Aim of the task:
Leave out the pictures and print precisely the lines from the line with "Output the text content of this document." to the final line of the entries, both ends included.

Stored rows:
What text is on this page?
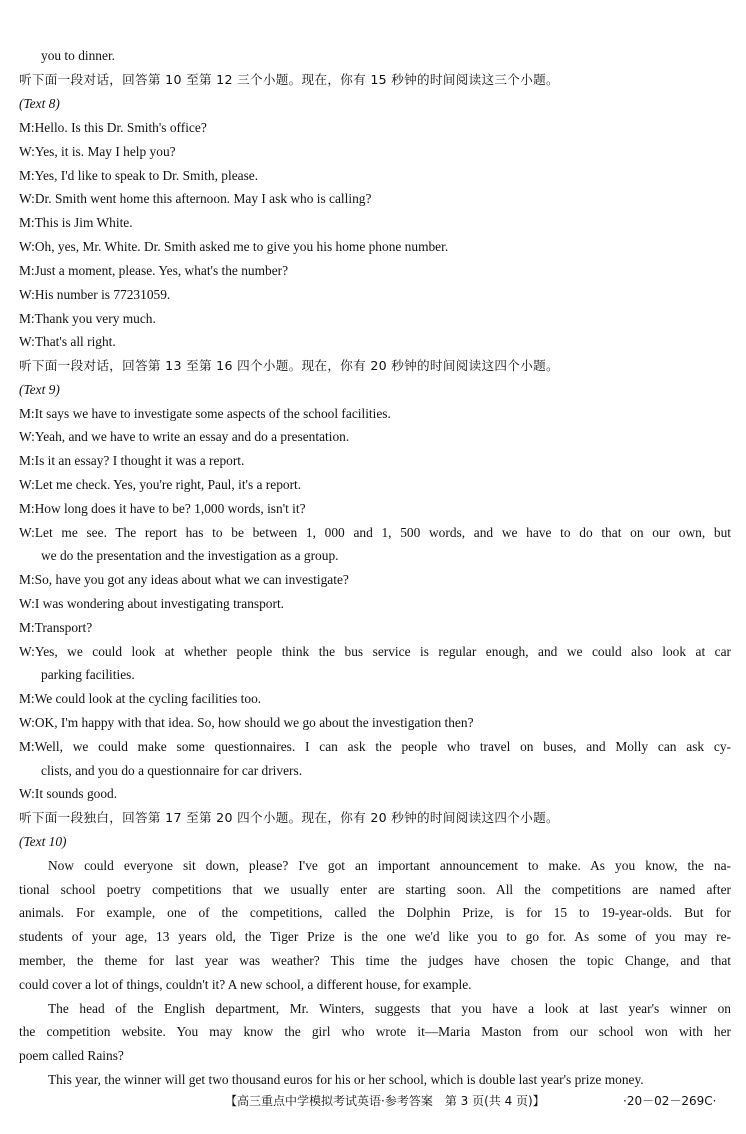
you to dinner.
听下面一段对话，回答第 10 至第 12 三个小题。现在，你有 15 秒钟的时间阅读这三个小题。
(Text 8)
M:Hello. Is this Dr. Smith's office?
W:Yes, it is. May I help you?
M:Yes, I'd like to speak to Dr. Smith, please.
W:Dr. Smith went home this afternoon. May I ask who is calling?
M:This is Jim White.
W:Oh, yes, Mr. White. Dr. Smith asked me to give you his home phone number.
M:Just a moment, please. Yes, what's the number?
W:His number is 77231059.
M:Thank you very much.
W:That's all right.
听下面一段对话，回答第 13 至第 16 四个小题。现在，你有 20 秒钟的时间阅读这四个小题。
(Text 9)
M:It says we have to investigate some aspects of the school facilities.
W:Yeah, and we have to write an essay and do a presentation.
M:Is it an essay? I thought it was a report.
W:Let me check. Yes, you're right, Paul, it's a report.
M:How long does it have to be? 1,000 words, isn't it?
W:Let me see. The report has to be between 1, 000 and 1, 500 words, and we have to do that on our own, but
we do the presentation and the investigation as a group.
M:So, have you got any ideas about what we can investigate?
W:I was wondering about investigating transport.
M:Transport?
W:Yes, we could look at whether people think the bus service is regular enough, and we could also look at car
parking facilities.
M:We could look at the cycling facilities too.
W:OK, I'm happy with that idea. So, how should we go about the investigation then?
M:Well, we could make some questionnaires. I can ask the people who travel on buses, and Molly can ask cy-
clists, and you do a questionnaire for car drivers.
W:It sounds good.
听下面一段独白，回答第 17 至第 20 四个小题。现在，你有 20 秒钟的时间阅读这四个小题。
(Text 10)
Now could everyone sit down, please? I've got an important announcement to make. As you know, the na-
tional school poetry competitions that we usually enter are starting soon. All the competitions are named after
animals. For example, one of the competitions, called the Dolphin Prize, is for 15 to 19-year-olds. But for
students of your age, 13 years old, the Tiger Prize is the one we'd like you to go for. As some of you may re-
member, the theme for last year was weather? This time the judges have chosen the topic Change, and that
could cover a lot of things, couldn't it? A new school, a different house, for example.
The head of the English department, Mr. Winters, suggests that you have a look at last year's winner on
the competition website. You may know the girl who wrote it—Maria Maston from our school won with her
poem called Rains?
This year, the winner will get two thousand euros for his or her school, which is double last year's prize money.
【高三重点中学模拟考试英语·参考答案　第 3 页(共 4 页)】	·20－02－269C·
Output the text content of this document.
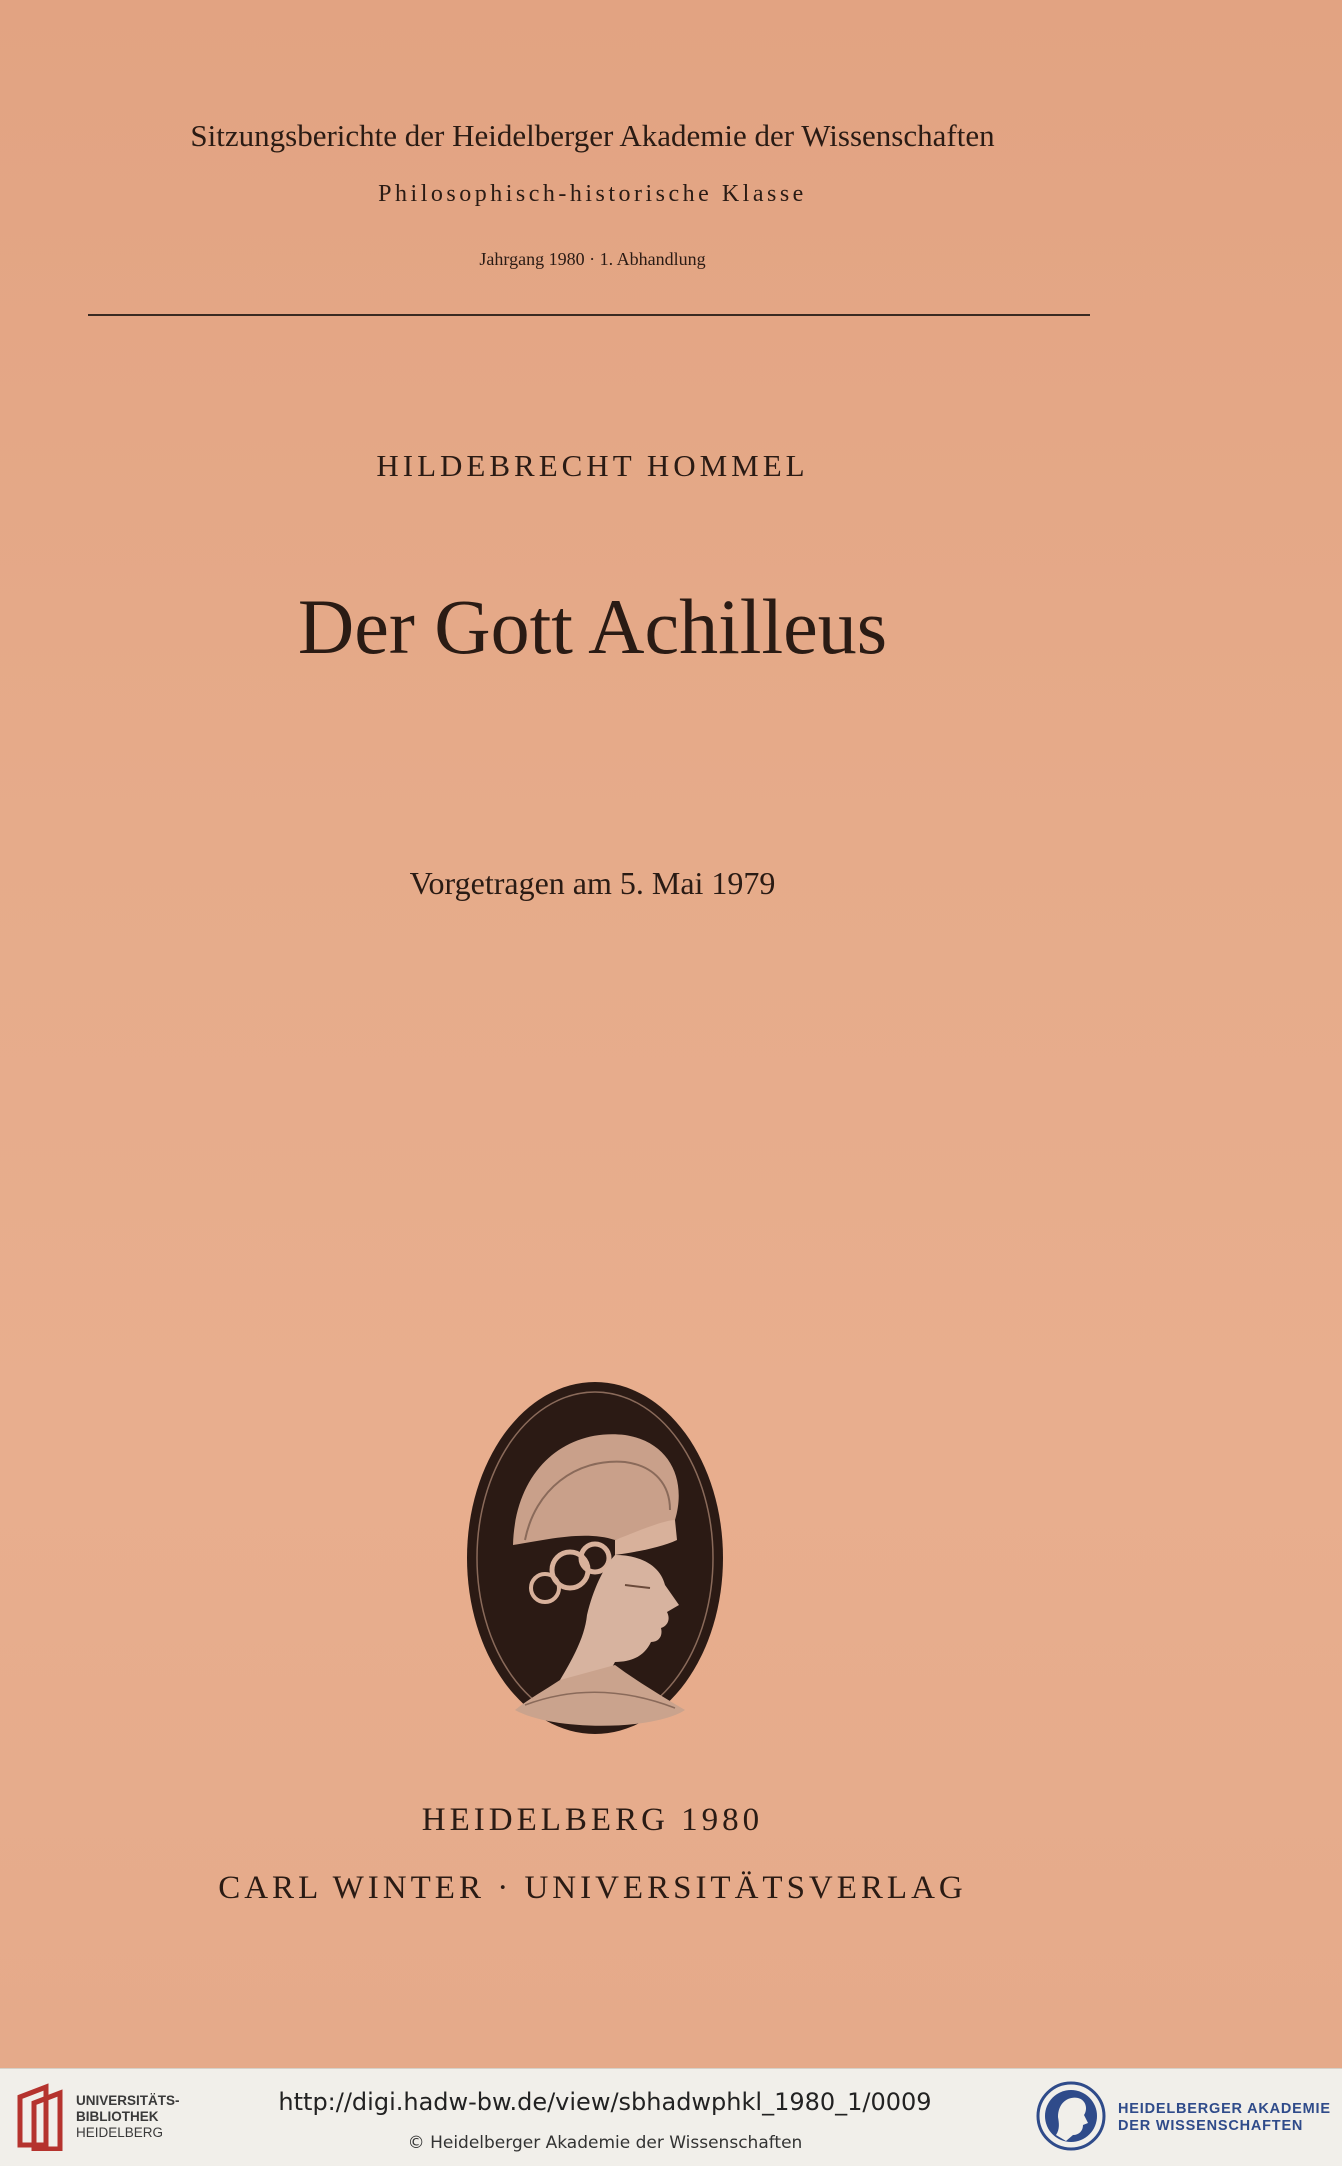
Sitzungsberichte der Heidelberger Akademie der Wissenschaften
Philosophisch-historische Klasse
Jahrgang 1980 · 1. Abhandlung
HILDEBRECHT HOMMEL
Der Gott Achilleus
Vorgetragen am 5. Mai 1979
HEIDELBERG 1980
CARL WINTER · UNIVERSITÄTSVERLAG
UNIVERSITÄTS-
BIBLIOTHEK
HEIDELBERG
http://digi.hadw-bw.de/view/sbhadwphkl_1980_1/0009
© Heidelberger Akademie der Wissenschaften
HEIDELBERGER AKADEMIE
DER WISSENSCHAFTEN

Solution to this exercise:
Output the text content of this document.
Sitzungsberichte der Heidelberger Akademie der Wissenschaften
Philosophisch-historische Klasse
Jahrgang 1980 · 1. Abhandlung
HILDEBRECHT HOMMEL
Der Gott Achilleus
Vorgetragen am 5. Mai 1979
HEIDELBERG 1980
CARL WINTER · UNIVERSITÄTSVERLAG
UNIVERSITÄTS-
BIBLIOTHEK
HEIDELBERG
http://digi.hadw-bw.de/view/sbhadwphkl_1980_1/0009
© Heidelberger Akademie der Wissenschaften
HEIDELBERGER AKADEMIE
DER WISSENSCHAFTEN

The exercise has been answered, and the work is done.